### WORK INSTRUCTIONS:
Below is a block of records: output all of them exactly and leave out the pictures.

### DATA IN THIS EXERCISE:
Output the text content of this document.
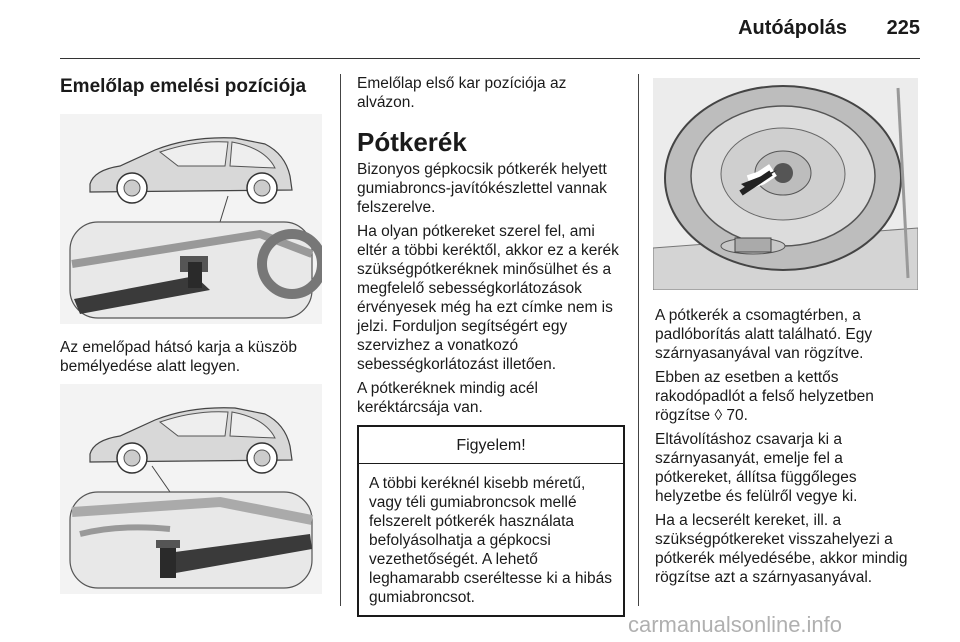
Autóápolás 225
Emelőlap emelési pozíciója

Az emelőpad hátsó karja a küszöb bemélyedése alatt legyen.

Emelőlap első kar pozíciója az alvázon.

Pótkerék

Bizonyos gépkocsik pótkerék helyett gumiabroncs-javítókészlettel vannak felszerelve.

Ha olyan pótkereket szerel fel, ami eltér a többi keréktől, akkor ez a kerék szükségpótkeréknek minősülhet és a megfelelő sebességkorlátozások érvényesek még ha ezt címke nem is jelzi. Forduljon segítségért egy szervizhez a vonatkozó sebességkorlátozást illetően.

A pótkeréknek mindig acél keréktárcsája van.

Figyelem!
A többi keréknél kisebb méretű, vagy téli gumiabroncsok mellé felszerelt pótkerék használata befolyásolhatja a gépkocsi vezethetőségét. A lehető leghamarabb cseréltesse ki a hibás gumiabroncsot.

A pótkerék a csomagtérben, a padlóborítás alatt található. Egy szárnyasanyával van rögzítve.

Ebben az esetben a kettős rakodópadlót a felső helyzetben rögzítse ◊ 70.

Eltávolításhoz csavarja ki a szárnyasanyát, emelje fel a pótkereket, állítsa függőleges helyzetbe és felülről vegye ki.

Ha a lecserélt kereket, ill. a szükségpótkereket visszahelyezi a pótkerék mélyedésébe, akkor mindig rögzítse azt a szárnyasanyával.

carmanualsonline.info
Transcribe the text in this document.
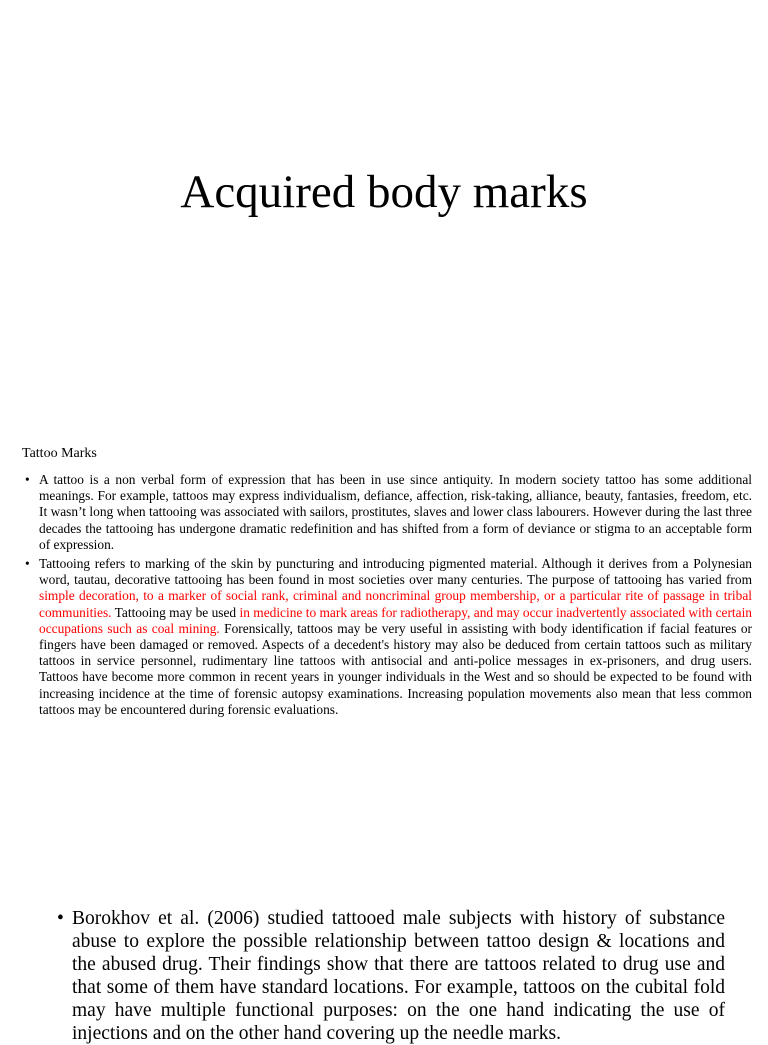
Acquired body marks
Tattoo Marks
• A tattoo is a non verbal form of expression that has been in use since antiquity. In modern society tattoo has some additional meanings. For example, tattoos may express individualism, defiance, affection, risk-taking, alliance, beauty, fantasies, freedom, etc. It wasn’t long when tattooing was associated with sailors, prostitutes, slaves and lower class labourers. However during the last three decades the tattooing has undergone dramatic redefinition and has shifted from a form of deviance or stigma to an acceptable form of expression.
• Tattooing refers to marking of the skin by puncturing and introducing pigmented material. Although it derives from a Polynesian word, tautau, decorative tattooing has been found in most societies over many centuries. The purpose of tattooing has varied from simple decoration, to a marker of social rank, criminal and noncriminal group membership, or a particular rite of passage in tribal communities. Tattooing may be used in medicine to mark areas for radiotherapy, and may occur inadvertently associated with certain occupations such as coal mining. Forensically, tattoos may be very useful in assisting with body identification if facial features or fingers have been damaged or removed. Aspects of a decedent's history may also be deduced from certain tattoos such as military tattoos in service personnel, rudimentary line tattoos with antisocial and anti-police messages in ex-prisoners, and drug users. Tattoos have become more common in recent years in younger individuals in the West and so should be expected to be found with increasing incidence at the time of forensic autopsy examinations. Increasing population movements also mean that less common tattoos may be encountered during forensic evaluations.
• Borokhov et al. (2006) studied tattooed male subjects with history of substance abuse to explore the possible relationship between tattoo design & locations and the abused drug. Their findings show that there are tattoos related to drug use and that some of them have standard locations. For example, tattoos on the cubital fold may have multiple functional purposes: on the one hand indicating the use of injections and on the other hand covering up the needle marks.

### SOLUTION BELOW:
Output the text content of this document.
Autóápolás 225
Emelőlap emelési pozíciója

Az emelőpad hátsó karja a küszöb bemélyedése alatt legyen.

Emelőlap első kar pozíciója az alvázon.

Pótkerék

Bizonyos gépkocsik pótkerék helyett gumiabroncs-javítókészlettel vannak felszerelve.

Ha olyan pótkereket szerel fel, ami eltér a többi keréktől, akkor ez a kerék szükségpótkeréknek minősülhet és a megfelelő sebességkorlátozások érvényesek még ha ezt címke nem is jelzi. Forduljon segítségért egy szervizhez a vonatkozó sebességkorlátozást illetően.

A pótkeréknek mindig acél keréktárcsája van.

Figyelem!
A többi keréknél kisebb méretű, vagy téli gumiabroncsok mellé felszerelt pótkerék használata befolyásolhatja a gépkocsi vezethetőségét. A lehető leghamarabb cseréltesse ki a hibás gumiabroncsot.

A pótkerék a csomagtérben, a padlóborítás alatt található. Egy szárnyasanyával van rögzítve.

Ebben az esetben a kettős rakodópadlót a felső helyzetben rögzítse ◊ 70.

Eltávolításhoz csavarja ki a szárnyasanyát, emelje fel a pótkereket, állítsa függőleges helyzetbe és felülről vegye ki.

Ha a lecserélt kereket, ill. a szükségpótkereket visszahelyezi a pótkerék mélyedésébe, akkor mindig rögzítse azt a szárnyasanyával.

carmanualsonline.info
Transcribe the text in this document.
Acquired body marks
Tattoo Marks
• A tattoo is a non verbal form of expression that has been in use since antiquity. In modern society tattoo has some additional meanings. For example, tattoos may express individualism, defiance, affection, risk-taking, alliance, beauty, fantasies, freedom, etc. It wasn’t long when tattooing was associated with sailors, prostitutes, slaves and lower class labourers. However during the last three decades the tattooing has undergone dramatic redefinition and has shifted from a form of deviance or stigma to an acceptable form of expression.
• Tattooing refers to marking of the skin by puncturing and introducing pigmented material. Although it derives from a Polynesian word, tautau, decorative tattooing has been found in most societies over many centuries. The purpose of tattooing has varied from simple decoration, to a marker of social rank, criminal and noncriminal group membership, or a particular rite of passage in tribal communities. Tattooing may be used in medicine to mark areas for radiotherapy, and may occur inadvertently associated with certain occupations such as coal mining. Forensically, tattoos may be very useful in assisting with body identification if facial features or fingers have been damaged or removed. Aspects of a decedent's history may also be deduced from certain tattoos such as military tattoos in service personnel, rudimentary line tattoos with antisocial and anti-police messages in ex-prisoners, and drug users. Tattoos have become more common in recent years in younger individuals in the West and so should be expected to be found with increasing incidence at the time of forensic autopsy examinations. Increasing population movements also mean that less common tattoos may be encountered during forensic evaluations.
• Borokhov et al. (2006) studied tattooed male subjects with history of substance abuse to explore the possible relationship between tattoo design & locations and the abused drug. Their findings show that there are tattoos related to drug use and that some of them have standard locations. For example, tattoos on the cubital fold may have multiple functional purposes: on the one hand indicating the use of injections and on the other hand covering up the needle marks.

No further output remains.